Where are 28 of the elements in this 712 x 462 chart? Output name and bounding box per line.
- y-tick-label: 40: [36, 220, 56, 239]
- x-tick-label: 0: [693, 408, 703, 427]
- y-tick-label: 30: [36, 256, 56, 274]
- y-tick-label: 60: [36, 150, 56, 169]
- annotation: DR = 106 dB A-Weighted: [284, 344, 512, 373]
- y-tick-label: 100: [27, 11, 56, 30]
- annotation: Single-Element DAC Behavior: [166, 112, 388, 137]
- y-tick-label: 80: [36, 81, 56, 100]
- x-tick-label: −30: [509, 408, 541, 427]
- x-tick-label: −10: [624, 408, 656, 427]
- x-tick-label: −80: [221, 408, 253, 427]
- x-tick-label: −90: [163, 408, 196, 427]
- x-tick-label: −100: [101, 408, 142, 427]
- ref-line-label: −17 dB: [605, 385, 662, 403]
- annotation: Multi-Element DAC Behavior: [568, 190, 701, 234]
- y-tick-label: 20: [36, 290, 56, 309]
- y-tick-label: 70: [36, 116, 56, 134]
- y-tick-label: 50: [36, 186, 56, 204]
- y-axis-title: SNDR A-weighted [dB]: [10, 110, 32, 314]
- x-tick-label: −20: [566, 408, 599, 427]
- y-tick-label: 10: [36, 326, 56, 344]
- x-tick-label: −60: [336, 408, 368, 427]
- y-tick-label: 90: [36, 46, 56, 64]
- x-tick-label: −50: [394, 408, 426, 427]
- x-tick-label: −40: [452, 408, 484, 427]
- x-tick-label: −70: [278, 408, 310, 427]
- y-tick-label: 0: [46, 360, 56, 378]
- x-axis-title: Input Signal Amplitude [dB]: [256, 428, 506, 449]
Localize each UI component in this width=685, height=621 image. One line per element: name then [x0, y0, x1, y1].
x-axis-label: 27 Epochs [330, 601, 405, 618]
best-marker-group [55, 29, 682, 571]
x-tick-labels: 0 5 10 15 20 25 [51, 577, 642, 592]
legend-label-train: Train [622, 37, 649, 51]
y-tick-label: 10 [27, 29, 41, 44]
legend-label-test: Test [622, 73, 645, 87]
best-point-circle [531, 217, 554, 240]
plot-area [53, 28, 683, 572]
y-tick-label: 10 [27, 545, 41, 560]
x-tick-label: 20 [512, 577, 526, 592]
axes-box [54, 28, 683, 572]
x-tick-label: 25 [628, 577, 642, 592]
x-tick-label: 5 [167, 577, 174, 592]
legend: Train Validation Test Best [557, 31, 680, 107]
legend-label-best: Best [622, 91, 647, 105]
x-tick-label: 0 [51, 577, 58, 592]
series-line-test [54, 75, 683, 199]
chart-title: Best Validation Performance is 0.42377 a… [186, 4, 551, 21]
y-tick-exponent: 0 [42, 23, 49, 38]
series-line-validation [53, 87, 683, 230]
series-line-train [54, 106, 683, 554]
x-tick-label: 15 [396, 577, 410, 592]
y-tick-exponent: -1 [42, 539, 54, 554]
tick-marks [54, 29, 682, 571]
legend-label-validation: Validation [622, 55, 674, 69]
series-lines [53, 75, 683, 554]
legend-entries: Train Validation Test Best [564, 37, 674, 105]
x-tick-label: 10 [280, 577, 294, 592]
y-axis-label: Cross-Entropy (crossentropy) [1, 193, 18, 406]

◇ ◇ ◇

## Work to complete
Extract every line above that contains the word "name". Matching is case-sensitive.

## Output below
Where are 28 of the elements in this 712 x 462 chart? Output name and bounding box per line.
Localize each UI component in this width=685, height=621 image. One line per element: name then [x0, y0, x1, y1].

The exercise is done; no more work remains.